◆ **Dataset listings of figures**
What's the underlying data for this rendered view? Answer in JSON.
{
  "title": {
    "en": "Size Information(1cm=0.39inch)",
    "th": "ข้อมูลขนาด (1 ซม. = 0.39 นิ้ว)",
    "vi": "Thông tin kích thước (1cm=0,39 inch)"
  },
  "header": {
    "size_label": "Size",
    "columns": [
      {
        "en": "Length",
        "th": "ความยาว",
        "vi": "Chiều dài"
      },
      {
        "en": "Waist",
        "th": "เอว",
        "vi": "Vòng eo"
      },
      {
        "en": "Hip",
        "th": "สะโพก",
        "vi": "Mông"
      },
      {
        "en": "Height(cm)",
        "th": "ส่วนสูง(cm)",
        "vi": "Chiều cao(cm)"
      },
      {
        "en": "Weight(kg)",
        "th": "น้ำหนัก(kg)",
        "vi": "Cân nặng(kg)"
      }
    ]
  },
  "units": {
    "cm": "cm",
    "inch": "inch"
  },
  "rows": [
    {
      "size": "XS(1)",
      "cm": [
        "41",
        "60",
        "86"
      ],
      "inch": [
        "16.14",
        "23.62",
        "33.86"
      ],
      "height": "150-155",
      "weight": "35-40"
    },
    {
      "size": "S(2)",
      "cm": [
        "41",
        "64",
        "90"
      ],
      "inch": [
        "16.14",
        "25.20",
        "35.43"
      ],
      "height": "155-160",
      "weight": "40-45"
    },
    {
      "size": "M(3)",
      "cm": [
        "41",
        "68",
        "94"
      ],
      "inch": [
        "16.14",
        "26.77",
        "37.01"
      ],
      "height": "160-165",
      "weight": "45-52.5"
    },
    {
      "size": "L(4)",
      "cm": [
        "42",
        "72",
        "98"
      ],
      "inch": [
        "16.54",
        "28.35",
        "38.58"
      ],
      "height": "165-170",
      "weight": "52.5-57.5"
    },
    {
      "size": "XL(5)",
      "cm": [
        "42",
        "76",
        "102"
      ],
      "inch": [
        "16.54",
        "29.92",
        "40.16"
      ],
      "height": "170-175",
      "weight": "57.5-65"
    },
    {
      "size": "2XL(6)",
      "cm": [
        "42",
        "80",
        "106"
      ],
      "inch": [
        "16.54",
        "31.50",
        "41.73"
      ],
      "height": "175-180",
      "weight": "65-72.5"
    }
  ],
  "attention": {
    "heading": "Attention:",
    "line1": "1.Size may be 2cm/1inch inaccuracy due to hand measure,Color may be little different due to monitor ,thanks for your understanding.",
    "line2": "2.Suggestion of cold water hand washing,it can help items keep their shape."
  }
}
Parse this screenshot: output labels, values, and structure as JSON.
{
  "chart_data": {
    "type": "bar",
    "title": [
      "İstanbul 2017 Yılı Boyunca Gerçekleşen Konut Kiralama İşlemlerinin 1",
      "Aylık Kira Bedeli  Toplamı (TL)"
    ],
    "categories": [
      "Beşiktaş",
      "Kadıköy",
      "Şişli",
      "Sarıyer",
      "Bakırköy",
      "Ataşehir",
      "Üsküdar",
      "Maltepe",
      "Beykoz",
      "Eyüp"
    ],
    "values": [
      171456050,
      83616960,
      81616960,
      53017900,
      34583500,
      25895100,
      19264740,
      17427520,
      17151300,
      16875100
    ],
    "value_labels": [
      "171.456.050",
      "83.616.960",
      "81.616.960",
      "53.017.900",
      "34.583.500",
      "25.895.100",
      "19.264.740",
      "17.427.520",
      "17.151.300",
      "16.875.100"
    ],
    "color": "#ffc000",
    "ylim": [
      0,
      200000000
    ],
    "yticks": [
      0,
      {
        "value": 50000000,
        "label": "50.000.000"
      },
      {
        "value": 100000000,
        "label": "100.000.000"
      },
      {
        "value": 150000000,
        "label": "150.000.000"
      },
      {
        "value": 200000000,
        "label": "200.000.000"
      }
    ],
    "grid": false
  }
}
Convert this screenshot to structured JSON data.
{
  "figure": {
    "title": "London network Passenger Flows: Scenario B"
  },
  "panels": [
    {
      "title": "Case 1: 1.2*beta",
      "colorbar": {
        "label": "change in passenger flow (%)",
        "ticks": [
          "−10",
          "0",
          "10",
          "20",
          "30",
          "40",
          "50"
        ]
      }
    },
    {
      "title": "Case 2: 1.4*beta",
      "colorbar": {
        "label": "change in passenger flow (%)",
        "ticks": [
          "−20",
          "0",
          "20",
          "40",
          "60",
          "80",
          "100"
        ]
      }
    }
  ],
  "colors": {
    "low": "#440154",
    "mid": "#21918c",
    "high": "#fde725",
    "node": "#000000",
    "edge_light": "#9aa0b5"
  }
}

◆ **STATED PROBLEM**
Extract every line from the one with "Convert this screenshot" down to the final line above, both included, exactly as written.

◆ **RESPONSE FOR THIS EXERCISE**
Convert this screenshot to structured JSON data.
{
  "figure": {
    "title": "London network Passenger Flows: Scenario B"
  },
  "panels": [
    {
      "title": "Case 1: 1.2*beta",
      "colorbar": {
        "label": "change in passenger flow (%)",
        "ticks": [
          "−10",
          "0",
          "10",
          "20",
          "30",
          "40",
          "50"
        ]
      }
    },
    {
      "title": "Case 2: 1.4*beta",
      "colorbar": {
        "label": "change in passenger flow (%)",
        "ticks": [
          "−20",
          "0",
          "20",
          "40",
          "60",
          "80",
          "100"
        ]
      }
    }
  ],
  "colors": {
    "low": "#440154",
    "mid": "#21918c",
    "high": "#fde725",
    "node": "#000000",
    "edge_light": "#9aa0b5"
  }
}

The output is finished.